*Task instructions*. Find and return each line containing "UserinfoRepository".

-- start Recorded information --

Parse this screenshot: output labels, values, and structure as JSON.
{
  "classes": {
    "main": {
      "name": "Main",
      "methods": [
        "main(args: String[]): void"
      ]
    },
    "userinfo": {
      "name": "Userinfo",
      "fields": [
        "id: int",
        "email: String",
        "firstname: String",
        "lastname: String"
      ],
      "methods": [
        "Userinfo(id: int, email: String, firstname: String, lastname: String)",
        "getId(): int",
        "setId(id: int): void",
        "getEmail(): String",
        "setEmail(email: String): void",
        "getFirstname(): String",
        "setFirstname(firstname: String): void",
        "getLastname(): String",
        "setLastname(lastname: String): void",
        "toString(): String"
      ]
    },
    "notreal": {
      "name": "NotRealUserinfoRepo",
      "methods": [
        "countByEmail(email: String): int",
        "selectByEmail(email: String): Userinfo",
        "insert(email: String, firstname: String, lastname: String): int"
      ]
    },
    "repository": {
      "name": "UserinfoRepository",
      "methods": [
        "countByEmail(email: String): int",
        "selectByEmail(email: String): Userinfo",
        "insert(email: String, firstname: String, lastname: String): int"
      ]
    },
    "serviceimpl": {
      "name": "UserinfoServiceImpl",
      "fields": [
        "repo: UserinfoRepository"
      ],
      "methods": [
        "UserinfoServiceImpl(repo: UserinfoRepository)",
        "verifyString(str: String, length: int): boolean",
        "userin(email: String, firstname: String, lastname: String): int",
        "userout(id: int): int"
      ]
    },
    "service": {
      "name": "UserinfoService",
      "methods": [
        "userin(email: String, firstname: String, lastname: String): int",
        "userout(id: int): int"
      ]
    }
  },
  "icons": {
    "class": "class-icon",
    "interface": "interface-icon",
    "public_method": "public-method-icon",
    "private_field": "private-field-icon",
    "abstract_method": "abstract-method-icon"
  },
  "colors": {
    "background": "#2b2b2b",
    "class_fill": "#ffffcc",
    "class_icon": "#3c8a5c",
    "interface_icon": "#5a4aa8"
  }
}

-- end Recorded information --

*Solution below*.
      "name": "UserinfoRepository",
        "repo: UserinfoRepository"
        "UserinfoServiceImpl(repo: UserinfoRepository)",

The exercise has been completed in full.